• **What this task involves**
What follows is a listing. Return every line of it exactly.
━━━━━ Supplied records
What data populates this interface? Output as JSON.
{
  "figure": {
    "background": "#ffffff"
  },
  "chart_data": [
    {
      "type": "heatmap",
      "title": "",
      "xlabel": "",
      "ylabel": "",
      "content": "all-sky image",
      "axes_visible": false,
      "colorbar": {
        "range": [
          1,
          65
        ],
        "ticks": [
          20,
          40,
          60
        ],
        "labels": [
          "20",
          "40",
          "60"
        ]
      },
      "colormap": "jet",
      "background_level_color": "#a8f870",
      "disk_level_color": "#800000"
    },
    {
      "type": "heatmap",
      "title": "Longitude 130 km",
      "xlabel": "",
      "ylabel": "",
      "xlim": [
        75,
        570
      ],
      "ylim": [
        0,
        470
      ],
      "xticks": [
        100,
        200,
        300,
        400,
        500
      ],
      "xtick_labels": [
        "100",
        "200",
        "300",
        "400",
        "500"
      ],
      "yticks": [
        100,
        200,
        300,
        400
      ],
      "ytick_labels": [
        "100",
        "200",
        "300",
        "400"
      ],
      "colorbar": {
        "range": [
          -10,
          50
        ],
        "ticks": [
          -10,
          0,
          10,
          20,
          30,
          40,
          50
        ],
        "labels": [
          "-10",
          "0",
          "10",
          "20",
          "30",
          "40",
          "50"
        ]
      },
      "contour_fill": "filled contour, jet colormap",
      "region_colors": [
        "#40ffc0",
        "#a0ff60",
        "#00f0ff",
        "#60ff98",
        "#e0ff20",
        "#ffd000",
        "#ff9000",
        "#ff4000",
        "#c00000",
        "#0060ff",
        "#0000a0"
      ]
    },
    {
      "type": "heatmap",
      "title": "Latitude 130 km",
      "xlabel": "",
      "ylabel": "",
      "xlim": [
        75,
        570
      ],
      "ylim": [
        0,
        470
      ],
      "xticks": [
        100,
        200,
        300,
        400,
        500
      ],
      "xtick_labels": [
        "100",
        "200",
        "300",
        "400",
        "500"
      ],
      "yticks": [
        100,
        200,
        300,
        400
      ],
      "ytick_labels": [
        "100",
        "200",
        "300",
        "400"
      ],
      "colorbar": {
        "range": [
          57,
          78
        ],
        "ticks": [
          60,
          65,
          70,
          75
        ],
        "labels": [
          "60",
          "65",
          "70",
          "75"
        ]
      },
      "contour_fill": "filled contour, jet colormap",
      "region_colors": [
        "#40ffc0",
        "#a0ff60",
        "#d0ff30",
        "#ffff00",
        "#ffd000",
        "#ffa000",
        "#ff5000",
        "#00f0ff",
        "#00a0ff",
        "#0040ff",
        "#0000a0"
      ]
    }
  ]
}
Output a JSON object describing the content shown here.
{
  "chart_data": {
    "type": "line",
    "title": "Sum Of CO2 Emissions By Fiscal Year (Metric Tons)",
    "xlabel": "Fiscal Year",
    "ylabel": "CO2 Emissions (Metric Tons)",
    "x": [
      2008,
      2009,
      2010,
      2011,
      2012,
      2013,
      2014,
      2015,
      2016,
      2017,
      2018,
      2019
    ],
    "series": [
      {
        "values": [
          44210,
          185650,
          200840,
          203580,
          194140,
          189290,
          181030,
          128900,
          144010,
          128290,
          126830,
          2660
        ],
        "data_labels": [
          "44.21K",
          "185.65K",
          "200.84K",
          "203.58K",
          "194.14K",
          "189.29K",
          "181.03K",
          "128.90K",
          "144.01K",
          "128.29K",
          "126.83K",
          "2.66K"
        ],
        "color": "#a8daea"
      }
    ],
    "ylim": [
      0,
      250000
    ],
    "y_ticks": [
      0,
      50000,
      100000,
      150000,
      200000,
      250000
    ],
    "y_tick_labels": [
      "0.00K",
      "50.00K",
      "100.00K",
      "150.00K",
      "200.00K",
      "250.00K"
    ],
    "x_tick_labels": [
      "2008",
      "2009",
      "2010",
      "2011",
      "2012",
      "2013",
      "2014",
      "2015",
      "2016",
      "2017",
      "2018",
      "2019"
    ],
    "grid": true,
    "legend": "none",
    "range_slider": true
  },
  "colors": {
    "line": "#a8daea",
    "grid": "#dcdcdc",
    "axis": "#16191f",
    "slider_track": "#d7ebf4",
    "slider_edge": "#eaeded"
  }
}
━━━━━━━━━━
• **Result for this exercise**
What data populates this interface? Output as JSON.
{
  "figure": {
    "background": "#ffffff"
  },
  "chart_data": [
    {
      "type": "heatmap",
      "title": "",
      "xlabel": "",
      "ylabel": "",
      "content": "all-sky image",
      "axes_visible": false,
      "colorbar": {
        "range": [
          1,
          65
        ],
        "ticks": [
          20,
          40,
          60
        ],
        "labels": [
          "20",
          "40",
          "60"
        ]
      },
      "colormap": "jet",
      "background_level_color": "#a8f870",
      "disk_level_color": "#800000"
    },
    {
      "type": "heatmap",
      "title": "Longitude 130 km",
      "xlabel": "",
      "ylabel": "",
      "xlim": [
        75,
        570
      ],
      "ylim": [
        0,
        470
      ],
      "xticks": [
        100,
        200,
        300,
        400,
        500
      ],
      "xtick_labels": [
        "100",
        "200",
        "300",
        "400",
        "500"
      ],
      "yticks": [
        100,
        200,
        300,
        400
      ],
      "ytick_labels": [
        "100",
        "200",
        "300",
        "400"
      ],
      "colorbar": {
        "range": [
          -10,
          50
        ],
        "ticks": [
          -10,
          0,
          10,
          20,
          30,
          40,
          50
        ],
        "labels": [
          "-10",
          "0",
          "10",
          "20",
          "30",
          "40",
          "50"
        ]
      },
      "contour_fill": "filled contour, jet colormap",
      "region_colors": [
        "#40ffc0",
        "#a0ff60",
        "#00f0ff",
        "#60ff98",
        "#e0ff20",
        "#ffd000",
        "#ff9000",
        "#ff4000",
        "#c00000",
        "#0060ff",
        "#0000a0"
      ]
    },
    {
      "type": "heatmap",
      "title": "Latitude 130 km",
      "xlabel": "",
      "ylabel": "",
      "xlim": [
        75,
        570
      ],
      "ylim": [
        0,
        470
      ],
      "xticks": [
        100,
        200,
        300,
        400,
        500
      ],
      "xtick_labels": [
        "100",
        "200",
        "300",
        "400",
        "500"
      ],
      "yticks": [
        100,
        200,
        300,
        400
      ],
      "ytick_labels": [
        "100",
        "200",
        "300",
        "400"
      ],
      "colorbar": {
        "range": [
          57,
          78
        ],
        "ticks": [
          60,
          65,
          70,
          75
        ],
        "labels": [
          "60",
          "65",
          "70",
          "75"
        ]
      },
      "contour_fill": "filled contour, jet colormap",
      "region_colors": [
        "#40ffc0",
        "#a0ff60",
        "#d0ff30",
        "#ffff00",
        "#ffd000",
        "#ffa000",
        "#ff5000",
        "#00f0ff",
        "#00a0ff",
        "#0040ff",
        "#0000a0"
      ]
    }
  ]
}
Output a JSON object describing the content shown here.
{
  "chart_data": {
    "type": "line",
    "title": "Sum Of CO2 Emissions By Fiscal Year (Metric Tons)",
    "xlabel": "Fiscal Year",
    "ylabel": "CO2 Emissions (Metric Tons)",
    "x": [
      2008,
      2009,
      2010,
      2011,
      2012,
      2013,
      2014,
      2015,
      2016,
      2017,
      2018,
      2019
    ],
    "series": [
      {
        "values": [
          44210,
          185650,
          200840,
          203580,
          194140,
          189290,
          181030,
          128900,
          144010,
          128290,
          126830,
          2660
        ],
        "data_labels": [
          "44.21K",
          "185.65K",
          "200.84K",
          "203.58K",
          "194.14K",
          "189.29K",
          "181.03K",
          "128.90K",
          "144.01K",
          "128.29K",
          "126.83K",
          "2.66K"
        ],
        "color": "#a8daea"
      }
    ],
    "ylim": [
      0,
      250000
    ],
    "y_ticks": [
      0,
      50000,
      100000,
      150000,
      200000,
      250000
    ],
    "y_tick_labels": [
      "0.00K",
      "50.00K",
      "100.00K",
      "150.00K",
      "200.00K",
      "250.00K"
    ],
    "x_tick_labels": [
      "2008",
      "2009",
      "2010",
      "2011",
      "2012",
      "2013",
      "2014",
      "2015",
      "2016",
      "2017",
      "2018",
      "2019"
    ],
    "grid": true,
    "legend": "none",
    "range_slider": true
  },
  "colors": {
    "line": "#a8daea",
    "grid": "#dcdcdc",
    "axis": "#16191f",
    "slider_track": "#d7ebf4",
    "slider_edge": "#eaeded"
  }
}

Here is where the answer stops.